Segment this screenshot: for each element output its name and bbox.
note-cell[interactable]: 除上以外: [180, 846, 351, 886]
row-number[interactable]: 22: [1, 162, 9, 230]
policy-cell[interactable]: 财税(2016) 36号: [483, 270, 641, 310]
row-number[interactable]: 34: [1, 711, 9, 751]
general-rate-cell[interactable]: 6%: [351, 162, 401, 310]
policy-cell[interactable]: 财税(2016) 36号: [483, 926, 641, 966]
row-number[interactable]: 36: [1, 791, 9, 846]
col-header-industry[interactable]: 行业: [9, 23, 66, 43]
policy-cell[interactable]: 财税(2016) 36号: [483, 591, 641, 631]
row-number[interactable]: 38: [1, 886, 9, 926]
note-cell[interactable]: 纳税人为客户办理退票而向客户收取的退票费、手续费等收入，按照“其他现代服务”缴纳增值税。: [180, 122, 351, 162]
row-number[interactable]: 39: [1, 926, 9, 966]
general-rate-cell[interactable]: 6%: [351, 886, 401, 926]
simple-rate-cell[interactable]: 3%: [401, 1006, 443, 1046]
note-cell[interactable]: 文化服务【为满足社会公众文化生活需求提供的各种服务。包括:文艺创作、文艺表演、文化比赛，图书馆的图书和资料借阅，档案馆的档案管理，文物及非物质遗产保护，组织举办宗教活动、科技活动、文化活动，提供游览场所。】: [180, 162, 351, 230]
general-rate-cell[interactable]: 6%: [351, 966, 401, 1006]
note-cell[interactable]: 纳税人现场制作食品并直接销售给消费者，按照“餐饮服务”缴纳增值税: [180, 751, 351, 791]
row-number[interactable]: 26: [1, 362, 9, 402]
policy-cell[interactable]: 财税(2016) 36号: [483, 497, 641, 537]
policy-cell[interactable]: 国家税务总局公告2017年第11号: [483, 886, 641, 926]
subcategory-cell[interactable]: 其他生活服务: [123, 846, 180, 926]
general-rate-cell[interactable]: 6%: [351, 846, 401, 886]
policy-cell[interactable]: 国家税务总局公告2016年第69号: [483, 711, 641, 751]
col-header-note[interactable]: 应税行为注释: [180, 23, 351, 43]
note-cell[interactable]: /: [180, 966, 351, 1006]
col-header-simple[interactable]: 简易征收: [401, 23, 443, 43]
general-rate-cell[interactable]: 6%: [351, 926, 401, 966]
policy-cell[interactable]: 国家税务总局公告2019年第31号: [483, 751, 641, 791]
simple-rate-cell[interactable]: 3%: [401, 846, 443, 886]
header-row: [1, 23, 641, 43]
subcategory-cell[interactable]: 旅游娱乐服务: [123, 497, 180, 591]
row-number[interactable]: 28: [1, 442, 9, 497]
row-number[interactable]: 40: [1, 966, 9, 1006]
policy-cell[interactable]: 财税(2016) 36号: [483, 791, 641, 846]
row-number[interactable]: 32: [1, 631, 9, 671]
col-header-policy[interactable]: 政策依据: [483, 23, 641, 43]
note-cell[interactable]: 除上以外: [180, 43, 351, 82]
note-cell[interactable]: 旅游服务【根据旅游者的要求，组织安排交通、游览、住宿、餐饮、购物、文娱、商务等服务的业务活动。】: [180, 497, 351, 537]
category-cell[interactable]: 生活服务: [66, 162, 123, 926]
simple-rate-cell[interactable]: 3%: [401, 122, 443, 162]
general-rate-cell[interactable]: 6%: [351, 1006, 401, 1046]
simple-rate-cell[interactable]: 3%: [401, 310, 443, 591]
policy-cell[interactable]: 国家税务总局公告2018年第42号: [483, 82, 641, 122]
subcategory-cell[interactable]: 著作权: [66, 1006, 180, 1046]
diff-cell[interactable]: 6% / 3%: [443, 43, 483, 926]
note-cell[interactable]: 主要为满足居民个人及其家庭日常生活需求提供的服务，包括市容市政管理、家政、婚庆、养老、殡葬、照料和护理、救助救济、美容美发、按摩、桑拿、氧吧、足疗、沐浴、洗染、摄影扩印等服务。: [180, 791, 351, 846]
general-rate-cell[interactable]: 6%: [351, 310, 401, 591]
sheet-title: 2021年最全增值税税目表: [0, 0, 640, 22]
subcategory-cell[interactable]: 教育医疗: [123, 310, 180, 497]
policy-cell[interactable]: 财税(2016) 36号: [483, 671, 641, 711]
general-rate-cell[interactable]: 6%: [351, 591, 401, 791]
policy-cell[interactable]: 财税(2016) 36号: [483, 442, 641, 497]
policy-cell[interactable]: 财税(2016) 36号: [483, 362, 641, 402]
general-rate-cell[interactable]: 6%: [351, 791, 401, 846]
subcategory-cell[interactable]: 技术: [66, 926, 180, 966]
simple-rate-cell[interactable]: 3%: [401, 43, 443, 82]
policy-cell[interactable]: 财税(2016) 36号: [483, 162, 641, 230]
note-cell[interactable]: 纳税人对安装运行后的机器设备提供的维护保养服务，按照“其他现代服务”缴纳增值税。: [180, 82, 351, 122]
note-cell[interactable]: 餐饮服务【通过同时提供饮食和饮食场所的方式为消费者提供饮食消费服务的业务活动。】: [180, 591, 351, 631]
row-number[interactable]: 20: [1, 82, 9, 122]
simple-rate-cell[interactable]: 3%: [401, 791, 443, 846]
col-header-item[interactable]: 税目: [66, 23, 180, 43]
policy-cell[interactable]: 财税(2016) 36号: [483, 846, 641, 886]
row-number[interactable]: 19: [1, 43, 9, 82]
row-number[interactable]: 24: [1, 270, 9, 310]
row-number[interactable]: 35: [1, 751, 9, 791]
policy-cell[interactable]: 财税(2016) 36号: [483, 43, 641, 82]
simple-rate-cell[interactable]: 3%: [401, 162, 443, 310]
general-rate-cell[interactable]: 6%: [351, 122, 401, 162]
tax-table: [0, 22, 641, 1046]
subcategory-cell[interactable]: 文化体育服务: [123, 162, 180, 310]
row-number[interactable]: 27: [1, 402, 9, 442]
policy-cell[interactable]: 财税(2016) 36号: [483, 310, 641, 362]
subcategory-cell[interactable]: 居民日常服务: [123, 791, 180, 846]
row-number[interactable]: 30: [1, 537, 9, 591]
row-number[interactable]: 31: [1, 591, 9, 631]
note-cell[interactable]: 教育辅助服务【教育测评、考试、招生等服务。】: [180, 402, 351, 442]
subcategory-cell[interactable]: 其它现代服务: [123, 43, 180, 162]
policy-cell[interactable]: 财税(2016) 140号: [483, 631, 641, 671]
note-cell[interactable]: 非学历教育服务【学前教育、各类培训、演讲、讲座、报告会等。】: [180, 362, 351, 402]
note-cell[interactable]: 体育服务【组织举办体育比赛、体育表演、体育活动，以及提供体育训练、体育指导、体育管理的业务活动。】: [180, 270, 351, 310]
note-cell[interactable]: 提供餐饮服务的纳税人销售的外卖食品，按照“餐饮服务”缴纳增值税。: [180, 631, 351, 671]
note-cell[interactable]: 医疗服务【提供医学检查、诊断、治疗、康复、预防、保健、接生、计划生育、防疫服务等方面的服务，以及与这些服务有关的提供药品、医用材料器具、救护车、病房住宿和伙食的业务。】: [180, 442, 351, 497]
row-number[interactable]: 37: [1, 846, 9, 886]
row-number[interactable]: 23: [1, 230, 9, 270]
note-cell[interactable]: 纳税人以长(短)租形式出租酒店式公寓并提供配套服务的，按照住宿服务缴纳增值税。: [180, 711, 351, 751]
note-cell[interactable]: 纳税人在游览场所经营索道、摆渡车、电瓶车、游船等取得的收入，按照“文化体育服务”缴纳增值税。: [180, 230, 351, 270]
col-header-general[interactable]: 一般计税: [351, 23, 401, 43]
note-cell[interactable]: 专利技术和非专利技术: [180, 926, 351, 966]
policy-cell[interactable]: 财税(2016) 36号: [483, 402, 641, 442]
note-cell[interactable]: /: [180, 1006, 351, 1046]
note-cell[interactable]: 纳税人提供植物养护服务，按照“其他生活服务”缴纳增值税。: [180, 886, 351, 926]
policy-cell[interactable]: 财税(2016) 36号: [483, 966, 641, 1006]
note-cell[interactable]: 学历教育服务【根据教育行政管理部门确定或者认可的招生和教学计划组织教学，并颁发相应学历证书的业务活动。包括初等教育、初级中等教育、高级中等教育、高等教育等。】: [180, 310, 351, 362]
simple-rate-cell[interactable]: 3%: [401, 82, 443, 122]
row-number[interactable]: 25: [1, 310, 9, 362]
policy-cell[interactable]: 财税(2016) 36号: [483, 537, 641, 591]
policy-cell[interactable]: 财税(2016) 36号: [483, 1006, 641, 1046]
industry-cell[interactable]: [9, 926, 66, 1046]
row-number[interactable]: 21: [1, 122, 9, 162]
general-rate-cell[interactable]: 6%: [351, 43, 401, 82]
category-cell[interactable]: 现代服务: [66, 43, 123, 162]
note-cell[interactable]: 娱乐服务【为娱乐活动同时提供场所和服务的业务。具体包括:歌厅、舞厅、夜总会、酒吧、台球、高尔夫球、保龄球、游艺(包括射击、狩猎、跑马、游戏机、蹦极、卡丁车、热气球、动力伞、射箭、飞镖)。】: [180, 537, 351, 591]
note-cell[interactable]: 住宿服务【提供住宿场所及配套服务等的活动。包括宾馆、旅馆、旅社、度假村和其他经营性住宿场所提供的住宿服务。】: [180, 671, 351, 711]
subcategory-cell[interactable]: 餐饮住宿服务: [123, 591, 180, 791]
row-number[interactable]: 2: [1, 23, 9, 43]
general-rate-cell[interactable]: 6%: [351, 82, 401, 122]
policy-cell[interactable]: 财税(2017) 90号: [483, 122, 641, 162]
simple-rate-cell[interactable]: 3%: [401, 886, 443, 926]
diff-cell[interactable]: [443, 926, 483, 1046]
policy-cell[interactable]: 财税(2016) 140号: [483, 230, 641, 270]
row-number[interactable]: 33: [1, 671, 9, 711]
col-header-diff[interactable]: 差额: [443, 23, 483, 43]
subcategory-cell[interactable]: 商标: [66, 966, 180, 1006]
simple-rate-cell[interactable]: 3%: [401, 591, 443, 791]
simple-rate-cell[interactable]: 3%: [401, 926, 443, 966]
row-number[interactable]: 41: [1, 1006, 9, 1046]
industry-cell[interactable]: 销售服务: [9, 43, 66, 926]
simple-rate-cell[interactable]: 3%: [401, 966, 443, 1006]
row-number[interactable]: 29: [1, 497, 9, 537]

------------------------------------------------------------

Can you give the data from its first line through the line containing "col-header-industry[interactable]: 行业: [9, 23, 66, 43]", inclusive, as a JSON list of strings, one per line with blank lines omitted?

[
  "Segment this screenshot: for each element output its name and bbox.",
  "note-cell[interactable]: 除上以外: [180, 846, 351, 886]",
  "row-number[interactable]: 22: [1, 162, 9, 230]",
  "policy-cell[interactable]: 财税(2016) 36号: [483, 270, 641, 310]",
  "row-number[interactable]: 34: [1, 711, 9, 751]",
  "general-rate-cell[interactable]: 6%: [351, 162, 401, 310]",
  "policy-cell[interactable]: 财税(2016) 36号: [483, 926, 641, 966]",
  "row-number[interactable]: 36: [1, 791, 9, 846]",
  "col-header-industry[interactable]: 行业: [9, 23, 66, 43]"
]